[start]
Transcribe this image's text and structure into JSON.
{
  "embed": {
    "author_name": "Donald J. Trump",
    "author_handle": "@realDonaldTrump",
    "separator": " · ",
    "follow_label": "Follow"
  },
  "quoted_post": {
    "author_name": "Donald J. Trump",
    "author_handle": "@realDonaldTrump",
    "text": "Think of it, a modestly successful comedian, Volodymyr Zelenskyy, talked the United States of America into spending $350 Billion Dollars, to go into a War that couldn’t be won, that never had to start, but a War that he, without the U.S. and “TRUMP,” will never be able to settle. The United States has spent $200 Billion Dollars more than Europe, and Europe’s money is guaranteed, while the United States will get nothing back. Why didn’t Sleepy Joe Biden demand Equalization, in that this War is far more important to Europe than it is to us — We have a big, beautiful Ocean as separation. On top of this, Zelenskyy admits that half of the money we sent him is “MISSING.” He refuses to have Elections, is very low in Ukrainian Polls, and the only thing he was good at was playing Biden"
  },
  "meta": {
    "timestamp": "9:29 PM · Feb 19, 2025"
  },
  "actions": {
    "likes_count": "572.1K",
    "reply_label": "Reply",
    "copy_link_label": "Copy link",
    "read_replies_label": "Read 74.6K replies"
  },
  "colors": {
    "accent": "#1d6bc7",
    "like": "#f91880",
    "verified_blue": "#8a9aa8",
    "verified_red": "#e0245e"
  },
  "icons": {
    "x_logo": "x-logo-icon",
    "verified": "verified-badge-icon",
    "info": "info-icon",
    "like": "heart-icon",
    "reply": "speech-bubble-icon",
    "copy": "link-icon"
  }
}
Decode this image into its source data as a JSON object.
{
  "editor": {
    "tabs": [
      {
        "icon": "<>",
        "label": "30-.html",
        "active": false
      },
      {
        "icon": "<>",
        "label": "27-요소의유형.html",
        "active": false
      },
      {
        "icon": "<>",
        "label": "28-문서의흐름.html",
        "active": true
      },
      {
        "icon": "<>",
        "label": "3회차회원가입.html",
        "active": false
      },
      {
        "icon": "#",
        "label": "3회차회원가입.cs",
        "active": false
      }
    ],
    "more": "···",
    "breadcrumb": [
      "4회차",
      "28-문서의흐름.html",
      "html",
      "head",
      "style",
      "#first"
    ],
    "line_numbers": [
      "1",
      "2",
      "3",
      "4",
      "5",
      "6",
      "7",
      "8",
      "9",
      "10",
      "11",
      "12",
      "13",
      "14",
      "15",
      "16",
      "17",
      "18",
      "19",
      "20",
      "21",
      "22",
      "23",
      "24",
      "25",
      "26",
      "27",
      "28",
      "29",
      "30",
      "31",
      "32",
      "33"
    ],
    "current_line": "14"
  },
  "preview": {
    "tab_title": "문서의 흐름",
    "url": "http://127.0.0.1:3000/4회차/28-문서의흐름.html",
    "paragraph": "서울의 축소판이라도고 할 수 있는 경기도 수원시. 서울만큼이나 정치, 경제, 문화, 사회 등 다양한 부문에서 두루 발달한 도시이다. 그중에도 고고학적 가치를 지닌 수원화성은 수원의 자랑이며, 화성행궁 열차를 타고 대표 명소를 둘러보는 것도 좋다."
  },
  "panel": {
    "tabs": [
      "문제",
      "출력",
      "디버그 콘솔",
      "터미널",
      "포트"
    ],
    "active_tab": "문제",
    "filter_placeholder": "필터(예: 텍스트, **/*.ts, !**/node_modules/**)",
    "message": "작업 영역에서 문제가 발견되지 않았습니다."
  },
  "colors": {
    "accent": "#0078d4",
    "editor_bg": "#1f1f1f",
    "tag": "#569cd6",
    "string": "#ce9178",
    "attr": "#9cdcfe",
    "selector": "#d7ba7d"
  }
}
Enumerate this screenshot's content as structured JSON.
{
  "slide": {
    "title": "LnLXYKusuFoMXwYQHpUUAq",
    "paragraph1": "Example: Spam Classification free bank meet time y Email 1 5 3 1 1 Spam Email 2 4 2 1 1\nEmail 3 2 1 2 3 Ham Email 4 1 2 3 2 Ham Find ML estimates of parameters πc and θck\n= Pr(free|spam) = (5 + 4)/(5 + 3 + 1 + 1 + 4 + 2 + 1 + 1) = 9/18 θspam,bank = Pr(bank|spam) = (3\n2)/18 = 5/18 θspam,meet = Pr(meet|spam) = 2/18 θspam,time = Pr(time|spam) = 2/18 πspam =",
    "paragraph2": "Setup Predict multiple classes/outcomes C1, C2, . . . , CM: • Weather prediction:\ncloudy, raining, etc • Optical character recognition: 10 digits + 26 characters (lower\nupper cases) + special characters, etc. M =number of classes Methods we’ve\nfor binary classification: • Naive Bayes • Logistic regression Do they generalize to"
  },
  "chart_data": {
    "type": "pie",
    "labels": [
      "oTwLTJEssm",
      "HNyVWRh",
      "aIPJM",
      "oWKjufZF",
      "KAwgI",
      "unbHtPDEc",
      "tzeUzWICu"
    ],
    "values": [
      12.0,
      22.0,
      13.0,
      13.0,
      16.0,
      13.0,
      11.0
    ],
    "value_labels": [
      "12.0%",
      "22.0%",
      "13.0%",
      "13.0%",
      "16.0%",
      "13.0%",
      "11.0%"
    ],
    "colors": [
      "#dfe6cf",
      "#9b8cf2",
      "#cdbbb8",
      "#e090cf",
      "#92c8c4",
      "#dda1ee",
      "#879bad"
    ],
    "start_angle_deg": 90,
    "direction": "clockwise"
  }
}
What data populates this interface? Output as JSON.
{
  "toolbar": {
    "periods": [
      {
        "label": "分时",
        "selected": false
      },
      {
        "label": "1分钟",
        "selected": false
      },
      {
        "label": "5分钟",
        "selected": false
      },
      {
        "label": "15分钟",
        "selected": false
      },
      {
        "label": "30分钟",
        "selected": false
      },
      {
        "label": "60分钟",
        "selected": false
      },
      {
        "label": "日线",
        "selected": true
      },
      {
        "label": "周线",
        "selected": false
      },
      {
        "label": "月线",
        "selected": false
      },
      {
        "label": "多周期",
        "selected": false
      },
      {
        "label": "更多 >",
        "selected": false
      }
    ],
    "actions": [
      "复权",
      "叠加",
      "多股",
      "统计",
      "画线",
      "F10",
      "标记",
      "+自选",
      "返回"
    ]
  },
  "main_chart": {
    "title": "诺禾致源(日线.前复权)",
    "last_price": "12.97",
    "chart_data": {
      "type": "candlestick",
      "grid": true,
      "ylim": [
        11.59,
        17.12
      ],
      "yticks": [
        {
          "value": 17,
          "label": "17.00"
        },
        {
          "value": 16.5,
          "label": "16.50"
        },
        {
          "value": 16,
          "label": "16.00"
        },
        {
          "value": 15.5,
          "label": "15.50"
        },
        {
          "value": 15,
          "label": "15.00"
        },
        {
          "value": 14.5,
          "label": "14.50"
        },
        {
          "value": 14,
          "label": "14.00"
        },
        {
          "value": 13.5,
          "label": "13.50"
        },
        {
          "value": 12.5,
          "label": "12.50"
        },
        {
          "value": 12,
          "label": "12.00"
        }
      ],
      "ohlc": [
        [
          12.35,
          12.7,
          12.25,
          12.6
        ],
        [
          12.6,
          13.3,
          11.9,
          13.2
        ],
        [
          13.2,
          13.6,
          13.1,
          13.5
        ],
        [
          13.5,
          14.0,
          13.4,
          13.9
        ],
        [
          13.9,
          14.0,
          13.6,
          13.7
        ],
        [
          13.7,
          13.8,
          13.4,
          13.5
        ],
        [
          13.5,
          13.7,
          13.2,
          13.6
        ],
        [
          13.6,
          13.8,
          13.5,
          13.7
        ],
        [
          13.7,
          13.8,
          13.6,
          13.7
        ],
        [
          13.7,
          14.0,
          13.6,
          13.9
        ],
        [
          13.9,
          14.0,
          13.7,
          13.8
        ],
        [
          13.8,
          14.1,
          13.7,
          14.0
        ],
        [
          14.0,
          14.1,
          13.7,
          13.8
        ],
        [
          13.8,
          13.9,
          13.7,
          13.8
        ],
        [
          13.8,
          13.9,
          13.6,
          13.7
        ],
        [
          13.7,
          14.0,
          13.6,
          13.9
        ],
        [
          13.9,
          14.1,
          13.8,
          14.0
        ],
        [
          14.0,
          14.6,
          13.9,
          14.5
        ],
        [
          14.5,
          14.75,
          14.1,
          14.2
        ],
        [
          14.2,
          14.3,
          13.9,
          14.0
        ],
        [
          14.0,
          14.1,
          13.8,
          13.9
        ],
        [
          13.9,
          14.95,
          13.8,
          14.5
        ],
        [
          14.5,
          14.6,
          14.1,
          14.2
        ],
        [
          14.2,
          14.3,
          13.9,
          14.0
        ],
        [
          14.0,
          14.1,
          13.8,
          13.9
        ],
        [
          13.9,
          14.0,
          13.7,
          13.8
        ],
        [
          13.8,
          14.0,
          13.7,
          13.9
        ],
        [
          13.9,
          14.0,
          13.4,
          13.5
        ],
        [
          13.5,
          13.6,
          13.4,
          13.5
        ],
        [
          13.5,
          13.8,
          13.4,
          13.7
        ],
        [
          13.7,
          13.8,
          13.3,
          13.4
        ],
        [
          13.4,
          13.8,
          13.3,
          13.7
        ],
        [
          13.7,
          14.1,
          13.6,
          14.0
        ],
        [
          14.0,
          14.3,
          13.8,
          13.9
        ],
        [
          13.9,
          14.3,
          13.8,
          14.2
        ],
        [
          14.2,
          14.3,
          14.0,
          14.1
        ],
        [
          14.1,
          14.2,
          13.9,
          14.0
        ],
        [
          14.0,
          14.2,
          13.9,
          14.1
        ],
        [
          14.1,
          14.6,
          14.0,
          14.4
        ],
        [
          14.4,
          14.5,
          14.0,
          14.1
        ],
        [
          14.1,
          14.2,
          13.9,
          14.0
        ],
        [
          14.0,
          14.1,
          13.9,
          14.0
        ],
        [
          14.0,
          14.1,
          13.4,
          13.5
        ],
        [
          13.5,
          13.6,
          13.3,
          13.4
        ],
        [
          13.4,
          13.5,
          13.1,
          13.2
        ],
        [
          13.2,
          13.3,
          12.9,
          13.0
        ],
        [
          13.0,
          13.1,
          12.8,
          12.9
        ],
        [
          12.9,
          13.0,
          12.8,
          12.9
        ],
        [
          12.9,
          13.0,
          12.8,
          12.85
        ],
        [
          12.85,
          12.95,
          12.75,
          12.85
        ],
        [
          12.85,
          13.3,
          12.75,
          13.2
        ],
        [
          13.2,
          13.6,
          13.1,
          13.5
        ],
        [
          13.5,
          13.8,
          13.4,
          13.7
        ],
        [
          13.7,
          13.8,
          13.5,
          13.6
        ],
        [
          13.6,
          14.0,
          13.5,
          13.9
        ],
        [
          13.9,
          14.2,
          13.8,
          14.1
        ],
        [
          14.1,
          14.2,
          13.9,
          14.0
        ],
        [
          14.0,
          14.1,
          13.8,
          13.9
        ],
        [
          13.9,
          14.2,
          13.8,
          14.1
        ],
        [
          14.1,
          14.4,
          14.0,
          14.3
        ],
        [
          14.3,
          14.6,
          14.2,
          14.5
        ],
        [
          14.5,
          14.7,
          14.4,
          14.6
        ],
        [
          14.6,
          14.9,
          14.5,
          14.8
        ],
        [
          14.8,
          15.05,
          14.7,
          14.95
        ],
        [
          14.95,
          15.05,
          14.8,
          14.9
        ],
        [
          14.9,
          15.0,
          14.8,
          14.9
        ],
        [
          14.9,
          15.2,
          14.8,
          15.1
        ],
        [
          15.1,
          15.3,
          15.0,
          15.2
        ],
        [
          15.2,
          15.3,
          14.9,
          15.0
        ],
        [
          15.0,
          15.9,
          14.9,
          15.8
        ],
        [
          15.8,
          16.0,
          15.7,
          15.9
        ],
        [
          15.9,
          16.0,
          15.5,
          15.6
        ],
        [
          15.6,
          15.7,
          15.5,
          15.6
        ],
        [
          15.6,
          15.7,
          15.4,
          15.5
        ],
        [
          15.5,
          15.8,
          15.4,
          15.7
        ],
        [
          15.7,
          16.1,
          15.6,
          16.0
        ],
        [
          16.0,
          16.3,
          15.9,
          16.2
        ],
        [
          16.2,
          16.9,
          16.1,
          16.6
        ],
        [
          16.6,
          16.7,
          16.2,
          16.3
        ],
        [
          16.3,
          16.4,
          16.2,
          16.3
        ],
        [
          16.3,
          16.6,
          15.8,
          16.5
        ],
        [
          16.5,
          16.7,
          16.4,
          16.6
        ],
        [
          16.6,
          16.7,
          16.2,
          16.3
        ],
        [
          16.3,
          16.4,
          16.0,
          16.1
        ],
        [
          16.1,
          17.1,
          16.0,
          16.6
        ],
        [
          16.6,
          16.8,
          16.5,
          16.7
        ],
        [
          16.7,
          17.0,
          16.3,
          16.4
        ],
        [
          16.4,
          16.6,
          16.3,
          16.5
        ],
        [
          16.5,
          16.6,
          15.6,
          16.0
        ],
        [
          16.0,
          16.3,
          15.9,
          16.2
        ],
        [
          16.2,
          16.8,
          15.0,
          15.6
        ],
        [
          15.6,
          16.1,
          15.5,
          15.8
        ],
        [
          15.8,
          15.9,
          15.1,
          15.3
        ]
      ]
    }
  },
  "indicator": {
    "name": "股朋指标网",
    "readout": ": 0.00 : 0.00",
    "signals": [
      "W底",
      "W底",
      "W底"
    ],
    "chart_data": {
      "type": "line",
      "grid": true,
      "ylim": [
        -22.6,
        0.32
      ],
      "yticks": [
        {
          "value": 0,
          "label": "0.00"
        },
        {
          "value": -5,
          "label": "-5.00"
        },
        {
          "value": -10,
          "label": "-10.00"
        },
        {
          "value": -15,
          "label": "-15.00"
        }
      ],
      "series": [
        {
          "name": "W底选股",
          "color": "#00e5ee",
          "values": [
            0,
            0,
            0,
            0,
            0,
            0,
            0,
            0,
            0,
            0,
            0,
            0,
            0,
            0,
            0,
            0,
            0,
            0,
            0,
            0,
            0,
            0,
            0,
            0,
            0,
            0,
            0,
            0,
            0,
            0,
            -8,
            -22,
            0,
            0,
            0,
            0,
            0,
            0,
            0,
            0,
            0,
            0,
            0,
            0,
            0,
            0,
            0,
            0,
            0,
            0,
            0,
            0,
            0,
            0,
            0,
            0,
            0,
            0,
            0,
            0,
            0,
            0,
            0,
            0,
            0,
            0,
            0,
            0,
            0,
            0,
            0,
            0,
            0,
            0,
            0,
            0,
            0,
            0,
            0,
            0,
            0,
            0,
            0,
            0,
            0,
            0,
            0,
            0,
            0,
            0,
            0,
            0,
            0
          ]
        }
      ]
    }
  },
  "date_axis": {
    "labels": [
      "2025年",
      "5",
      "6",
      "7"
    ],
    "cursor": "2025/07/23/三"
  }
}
[end]
### [REQUIRED WORK]
Each line with the string "문서의흐름" in it needs to be found and copied.

### [THE RESPONSE]
        "label": "28-문서의흐름.html",
      "28-문서의흐름.html",
    "url": "http://127.0.0.1:3000/4회차/28-문서의흐름.html",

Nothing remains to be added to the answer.